■ GOAL ■
Find and copy each line of the records where the string "couches" shows up.

■ INPUT RECORDS ■
--
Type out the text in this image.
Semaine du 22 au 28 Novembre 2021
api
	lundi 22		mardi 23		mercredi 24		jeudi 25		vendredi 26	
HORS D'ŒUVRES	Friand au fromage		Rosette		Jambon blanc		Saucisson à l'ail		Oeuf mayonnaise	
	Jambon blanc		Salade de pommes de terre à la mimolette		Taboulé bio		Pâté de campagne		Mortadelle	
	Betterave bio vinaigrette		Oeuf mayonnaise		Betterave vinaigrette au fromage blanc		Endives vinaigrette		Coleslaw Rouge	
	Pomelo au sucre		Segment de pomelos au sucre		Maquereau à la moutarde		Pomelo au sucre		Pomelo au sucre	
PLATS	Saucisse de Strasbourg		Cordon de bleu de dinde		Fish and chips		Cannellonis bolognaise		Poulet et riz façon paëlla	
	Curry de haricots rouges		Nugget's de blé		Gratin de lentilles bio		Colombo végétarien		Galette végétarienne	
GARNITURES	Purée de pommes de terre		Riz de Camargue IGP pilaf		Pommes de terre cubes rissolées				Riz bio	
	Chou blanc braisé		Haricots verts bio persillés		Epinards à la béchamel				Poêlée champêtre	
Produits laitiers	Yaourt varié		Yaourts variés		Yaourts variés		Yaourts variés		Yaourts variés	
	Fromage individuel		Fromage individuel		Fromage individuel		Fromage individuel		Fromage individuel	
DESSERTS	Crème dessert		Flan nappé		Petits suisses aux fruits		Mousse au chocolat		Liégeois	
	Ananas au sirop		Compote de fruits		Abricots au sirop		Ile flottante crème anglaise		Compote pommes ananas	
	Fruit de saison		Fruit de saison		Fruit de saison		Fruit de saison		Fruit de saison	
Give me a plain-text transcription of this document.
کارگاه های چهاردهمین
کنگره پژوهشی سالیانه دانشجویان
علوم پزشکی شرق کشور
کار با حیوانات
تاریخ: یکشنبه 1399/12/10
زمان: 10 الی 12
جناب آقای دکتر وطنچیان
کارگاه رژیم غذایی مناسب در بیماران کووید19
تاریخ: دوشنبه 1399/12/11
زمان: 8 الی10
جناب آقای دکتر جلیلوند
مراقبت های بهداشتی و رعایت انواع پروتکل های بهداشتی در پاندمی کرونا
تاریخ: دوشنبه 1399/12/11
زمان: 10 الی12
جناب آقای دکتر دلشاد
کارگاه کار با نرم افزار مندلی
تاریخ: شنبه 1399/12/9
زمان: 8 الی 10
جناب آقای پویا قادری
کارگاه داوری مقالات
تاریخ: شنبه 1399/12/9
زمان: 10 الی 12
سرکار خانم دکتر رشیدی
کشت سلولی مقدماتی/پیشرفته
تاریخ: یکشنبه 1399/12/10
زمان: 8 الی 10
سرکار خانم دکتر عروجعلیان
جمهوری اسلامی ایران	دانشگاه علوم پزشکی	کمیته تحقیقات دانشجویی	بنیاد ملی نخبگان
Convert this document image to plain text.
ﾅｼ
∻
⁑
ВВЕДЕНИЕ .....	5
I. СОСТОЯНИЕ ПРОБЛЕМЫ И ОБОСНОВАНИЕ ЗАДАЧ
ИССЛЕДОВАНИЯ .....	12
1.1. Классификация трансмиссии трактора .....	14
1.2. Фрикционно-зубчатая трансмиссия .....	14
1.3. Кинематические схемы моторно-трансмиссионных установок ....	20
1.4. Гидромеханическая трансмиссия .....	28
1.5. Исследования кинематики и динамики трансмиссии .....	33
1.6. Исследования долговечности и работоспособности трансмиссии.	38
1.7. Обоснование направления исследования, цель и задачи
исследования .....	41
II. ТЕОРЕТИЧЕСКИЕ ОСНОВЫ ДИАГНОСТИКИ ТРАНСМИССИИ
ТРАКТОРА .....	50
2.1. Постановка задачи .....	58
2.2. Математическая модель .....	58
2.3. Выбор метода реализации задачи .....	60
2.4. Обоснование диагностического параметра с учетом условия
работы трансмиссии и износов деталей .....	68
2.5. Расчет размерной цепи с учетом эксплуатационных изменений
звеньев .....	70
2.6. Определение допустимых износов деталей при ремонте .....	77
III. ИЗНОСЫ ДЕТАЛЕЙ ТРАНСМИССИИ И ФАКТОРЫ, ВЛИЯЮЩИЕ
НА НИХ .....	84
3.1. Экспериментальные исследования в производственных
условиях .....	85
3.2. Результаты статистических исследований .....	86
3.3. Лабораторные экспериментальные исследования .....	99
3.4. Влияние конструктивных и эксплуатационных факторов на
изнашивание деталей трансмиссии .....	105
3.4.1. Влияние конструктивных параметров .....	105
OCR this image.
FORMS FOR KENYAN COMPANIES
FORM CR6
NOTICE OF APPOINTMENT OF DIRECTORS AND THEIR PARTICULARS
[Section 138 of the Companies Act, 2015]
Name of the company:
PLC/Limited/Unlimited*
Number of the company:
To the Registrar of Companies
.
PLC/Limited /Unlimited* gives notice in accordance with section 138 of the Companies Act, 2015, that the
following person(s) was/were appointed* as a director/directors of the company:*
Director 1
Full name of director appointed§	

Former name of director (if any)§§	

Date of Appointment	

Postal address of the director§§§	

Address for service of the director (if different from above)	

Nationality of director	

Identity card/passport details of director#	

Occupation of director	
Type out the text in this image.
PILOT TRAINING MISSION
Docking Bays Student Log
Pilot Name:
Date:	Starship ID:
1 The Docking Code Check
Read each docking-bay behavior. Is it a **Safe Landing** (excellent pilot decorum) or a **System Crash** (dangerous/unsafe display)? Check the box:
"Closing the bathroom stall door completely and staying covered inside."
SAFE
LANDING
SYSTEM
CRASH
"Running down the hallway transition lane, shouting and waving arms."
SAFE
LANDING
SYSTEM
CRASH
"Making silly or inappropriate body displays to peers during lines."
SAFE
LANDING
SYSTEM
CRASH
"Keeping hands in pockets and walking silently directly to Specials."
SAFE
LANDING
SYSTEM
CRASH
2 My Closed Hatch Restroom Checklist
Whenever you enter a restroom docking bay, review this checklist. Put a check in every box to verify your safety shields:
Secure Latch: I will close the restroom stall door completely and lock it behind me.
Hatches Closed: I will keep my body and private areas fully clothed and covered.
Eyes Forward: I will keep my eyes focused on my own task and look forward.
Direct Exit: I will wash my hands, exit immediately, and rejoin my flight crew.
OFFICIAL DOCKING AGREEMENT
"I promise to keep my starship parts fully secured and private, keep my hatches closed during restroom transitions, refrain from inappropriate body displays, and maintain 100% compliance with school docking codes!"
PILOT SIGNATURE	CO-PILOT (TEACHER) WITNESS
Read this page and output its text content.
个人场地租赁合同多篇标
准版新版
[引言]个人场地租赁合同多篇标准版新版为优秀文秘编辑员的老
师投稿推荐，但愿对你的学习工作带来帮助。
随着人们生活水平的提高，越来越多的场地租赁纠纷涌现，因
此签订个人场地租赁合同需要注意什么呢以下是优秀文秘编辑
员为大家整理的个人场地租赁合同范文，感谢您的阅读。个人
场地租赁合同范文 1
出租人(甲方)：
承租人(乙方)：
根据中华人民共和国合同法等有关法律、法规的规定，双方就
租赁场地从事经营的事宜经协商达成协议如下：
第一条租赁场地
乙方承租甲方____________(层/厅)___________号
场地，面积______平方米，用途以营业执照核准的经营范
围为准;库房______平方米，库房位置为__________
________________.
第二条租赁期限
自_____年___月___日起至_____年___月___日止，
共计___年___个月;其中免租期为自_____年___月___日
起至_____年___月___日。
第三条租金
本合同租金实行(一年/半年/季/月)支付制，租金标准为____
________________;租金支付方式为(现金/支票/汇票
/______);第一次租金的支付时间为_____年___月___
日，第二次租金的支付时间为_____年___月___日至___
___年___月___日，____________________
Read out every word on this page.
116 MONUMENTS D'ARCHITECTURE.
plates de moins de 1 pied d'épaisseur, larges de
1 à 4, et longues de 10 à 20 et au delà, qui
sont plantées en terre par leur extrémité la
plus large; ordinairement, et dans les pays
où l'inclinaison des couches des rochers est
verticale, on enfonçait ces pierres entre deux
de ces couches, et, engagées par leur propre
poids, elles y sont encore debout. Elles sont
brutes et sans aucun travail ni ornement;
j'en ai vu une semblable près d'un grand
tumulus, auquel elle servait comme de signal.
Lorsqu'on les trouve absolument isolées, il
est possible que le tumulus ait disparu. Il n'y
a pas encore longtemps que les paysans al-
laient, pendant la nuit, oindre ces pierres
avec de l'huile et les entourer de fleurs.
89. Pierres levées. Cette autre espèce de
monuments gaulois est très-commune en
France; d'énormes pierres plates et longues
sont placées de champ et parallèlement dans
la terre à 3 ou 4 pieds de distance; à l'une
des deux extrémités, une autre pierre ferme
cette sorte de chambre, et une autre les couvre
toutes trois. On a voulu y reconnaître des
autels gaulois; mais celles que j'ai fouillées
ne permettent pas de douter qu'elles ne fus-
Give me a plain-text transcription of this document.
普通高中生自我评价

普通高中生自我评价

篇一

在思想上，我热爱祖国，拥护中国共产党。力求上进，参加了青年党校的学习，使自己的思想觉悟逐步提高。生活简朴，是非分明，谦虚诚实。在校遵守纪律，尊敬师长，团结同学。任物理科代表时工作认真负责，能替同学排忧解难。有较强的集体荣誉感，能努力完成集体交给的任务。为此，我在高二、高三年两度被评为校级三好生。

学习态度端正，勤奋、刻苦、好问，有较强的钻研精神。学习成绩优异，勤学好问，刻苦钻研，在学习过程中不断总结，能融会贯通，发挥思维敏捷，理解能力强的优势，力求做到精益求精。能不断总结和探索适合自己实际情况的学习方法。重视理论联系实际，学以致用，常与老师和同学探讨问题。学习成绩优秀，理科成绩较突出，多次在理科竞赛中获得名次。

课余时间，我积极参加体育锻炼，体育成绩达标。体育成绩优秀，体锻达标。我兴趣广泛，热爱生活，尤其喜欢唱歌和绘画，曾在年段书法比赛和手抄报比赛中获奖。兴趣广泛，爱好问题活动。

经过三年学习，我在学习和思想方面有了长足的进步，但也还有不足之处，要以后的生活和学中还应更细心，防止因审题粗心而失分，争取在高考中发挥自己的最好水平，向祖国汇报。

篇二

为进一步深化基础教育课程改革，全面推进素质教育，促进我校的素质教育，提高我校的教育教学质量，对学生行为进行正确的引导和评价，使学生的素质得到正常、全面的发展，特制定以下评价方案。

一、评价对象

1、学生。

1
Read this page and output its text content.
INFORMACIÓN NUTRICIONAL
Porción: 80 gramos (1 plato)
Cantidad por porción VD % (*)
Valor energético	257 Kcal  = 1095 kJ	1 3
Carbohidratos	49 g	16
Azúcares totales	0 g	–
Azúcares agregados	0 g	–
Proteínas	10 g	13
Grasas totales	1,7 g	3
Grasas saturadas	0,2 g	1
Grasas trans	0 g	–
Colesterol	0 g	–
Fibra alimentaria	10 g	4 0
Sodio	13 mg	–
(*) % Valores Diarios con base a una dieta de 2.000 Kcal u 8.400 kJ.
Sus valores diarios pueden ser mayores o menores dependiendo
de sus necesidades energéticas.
--
■ RESULT BELOW ■
où l'inclinaison des couches des rochers est
de ces couches, et, engagées par leur propre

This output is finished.